■ Exercise material:
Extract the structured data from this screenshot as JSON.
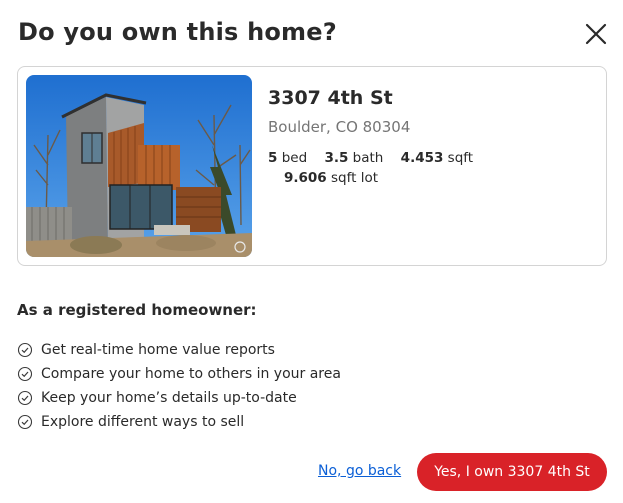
{
  "dialog": {
    "title": "Do you own this home?",
    "close_icon": "close-icon"
  },
  "property": {
    "address": "3307 4th St",
    "city_state_zip": "Boulder, CO 80304",
    "beds": "5",
    "beds_label": "bed",
    "baths": "3.5",
    "baths_label": "bath",
    "sqft": "4.453",
    "sqft_label": "sqft",
    "lot": "9.606",
    "lot_label": "sqft lot"
  },
  "benefits": {
    "heading": "As a registered homeowner:",
    "items": [
      "Get real-time home value reports",
      "Compare your home to others in your area",
      "Keep your home’s details up-to-date",
      "Explore different ways to sell"
    ]
  },
  "actions": {
    "back_label": "No, go back",
    "confirm_label": "Yes, I own 3307 4th St"
  },
  "colors": {
    "accent": "#d92228",
    "link": "#0b5fd6",
    "muted": "#757575"
  }
}
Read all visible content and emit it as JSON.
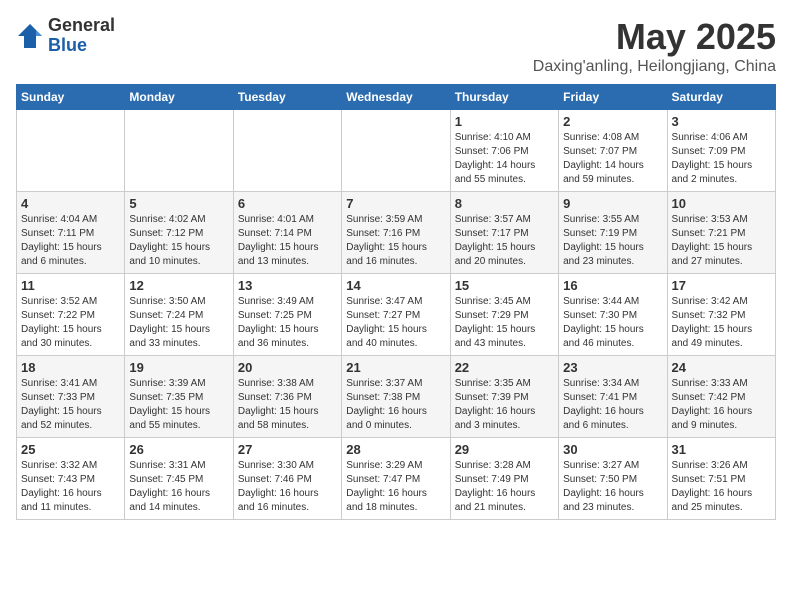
{
  "header": {
    "logo_general": "General",
    "logo_blue": "Blue",
    "month": "May 2025",
    "location": "Daxing'anling, Heilongjiang, China"
  },
  "weekdays": [
    "Sunday",
    "Monday",
    "Tuesday",
    "Wednesday",
    "Thursday",
    "Friday",
    "Saturday"
  ],
  "weeks": [
    [
      {
        "day": "",
        "info": ""
      },
      {
        "day": "",
        "info": ""
      },
      {
        "day": "",
        "info": ""
      },
      {
        "day": "",
        "info": ""
      },
      {
        "day": "1",
        "info": "Sunrise: 4:10 AM\nSunset: 7:06 PM\nDaylight: 14 hours\nand 55 minutes."
      },
      {
        "day": "2",
        "info": "Sunrise: 4:08 AM\nSunset: 7:07 PM\nDaylight: 14 hours\nand 59 minutes."
      },
      {
        "day": "3",
        "info": "Sunrise: 4:06 AM\nSunset: 7:09 PM\nDaylight: 15 hours\nand 2 minutes."
      }
    ],
    [
      {
        "day": "4",
        "info": "Sunrise: 4:04 AM\nSunset: 7:11 PM\nDaylight: 15 hours\nand 6 minutes."
      },
      {
        "day": "5",
        "info": "Sunrise: 4:02 AM\nSunset: 7:12 PM\nDaylight: 15 hours\nand 10 minutes."
      },
      {
        "day": "6",
        "info": "Sunrise: 4:01 AM\nSunset: 7:14 PM\nDaylight: 15 hours\nand 13 minutes."
      },
      {
        "day": "7",
        "info": "Sunrise: 3:59 AM\nSunset: 7:16 PM\nDaylight: 15 hours\nand 16 minutes."
      },
      {
        "day": "8",
        "info": "Sunrise: 3:57 AM\nSunset: 7:17 PM\nDaylight: 15 hours\nand 20 minutes."
      },
      {
        "day": "9",
        "info": "Sunrise: 3:55 AM\nSunset: 7:19 PM\nDaylight: 15 hours\nand 23 minutes."
      },
      {
        "day": "10",
        "info": "Sunrise: 3:53 AM\nSunset: 7:21 PM\nDaylight: 15 hours\nand 27 minutes."
      }
    ],
    [
      {
        "day": "11",
        "info": "Sunrise: 3:52 AM\nSunset: 7:22 PM\nDaylight: 15 hours\nand 30 minutes."
      },
      {
        "day": "12",
        "info": "Sunrise: 3:50 AM\nSunset: 7:24 PM\nDaylight: 15 hours\nand 33 minutes."
      },
      {
        "day": "13",
        "info": "Sunrise: 3:49 AM\nSunset: 7:25 PM\nDaylight: 15 hours\nand 36 minutes."
      },
      {
        "day": "14",
        "info": "Sunrise: 3:47 AM\nSunset: 7:27 PM\nDaylight: 15 hours\nand 40 minutes."
      },
      {
        "day": "15",
        "info": "Sunrise: 3:45 AM\nSunset: 7:29 PM\nDaylight: 15 hours\nand 43 minutes."
      },
      {
        "day": "16",
        "info": "Sunrise: 3:44 AM\nSunset: 7:30 PM\nDaylight: 15 hours\nand 46 minutes."
      },
      {
        "day": "17",
        "info": "Sunrise: 3:42 AM\nSunset: 7:32 PM\nDaylight: 15 hours\nand 49 minutes."
      }
    ],
    [
      {
        "day": "18",
        "info": "Sunrise: 3:41 AM\nSunset: 7:33 PM\nDaylight: 15 hours\nand 52 minutes."
      },
      {
        "day": "19",
        "info": "Sunrise: 3:39 AM\nSunset: 7:35 PM\nDaylight: 15 hours\nand 55 minutes."
      },
      {
        "day": "20",
        "info": "Sunrise: 3:38 AM\nSunset: 7:36 PM\nDaylight: 15 hours\nand 58 minutes."
      },
      {
        "day": "21",
        "info": "Sunrise: 3:37 AM\nSunset: 7:38 PM\nDaylight: 16 hours\nand 0 minutes."
      },
      {
        "day": "22",
        "info": "Sunrise: 3:35 AM\nSunset: 7:39 PM\nDaylight: 16 hours\nand 3 minutes."
      },
      {
        "day": "23",
        "info": "Sunrise: 3:34 AM\nSunset: 7:41 PM\nDaylight: 16 hours\nand 6 minutes."
      },
      {
        "day": "24",
        "info": "Sunrise: 3:33 AM\nSunset: 7:42 PM\nDaylight: 16 hours\nand 9 minutes."
      }
    ],
    [
      {
        "day": "25",
        "info": "Sunrise: 3:32 AM\nSunset: 7:43 PM\nDaylight: 16 hours\nand 11 minutes."
      },
      {
        "day": "26",
        "info": "Sunrise: 3:31 AM\nSunset: 7:45 PM\nDaylight: 16 hours\nand 14 minutes."
      },
      {
        "day": "27",
        "info": "Sunrise: 3:30 AM\nSunset: 7:46 PM\nDaylight: 16 hours\nand 16 minutes."
      },
      {
        "day": "28",
        "info": "Sunrise: 3:29 AM\nSunset: 7:47 PM\nDaylight: 16 hours\nand 18 minutes."
      },
      {
        "day": "29",
        "info": "Sunrise: 3:28 AM\nSunset: 7:49 PM\nDaylight: 16 hours\nand 21 minutes."
      },
      {
        "day": "30",
        "info": "Sunrise: 3:27 AM\nSunset: 7:50 PM\nDaylight: 16 hours\nand 23 minutes."
      },
      {
        "day": "31",
        "info": "Sunrise: 3:26 AM\nSunset: 7:51 PM\nDaylight: 16 hours\nand 25 minutes."
      }
    ]
  ]
}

■ Requirement:
Copy each line from the data above that includes "this".

■ Correct answer:
Extract the structured data from this screenshot as JSON.
    "title": "Do you own this home?",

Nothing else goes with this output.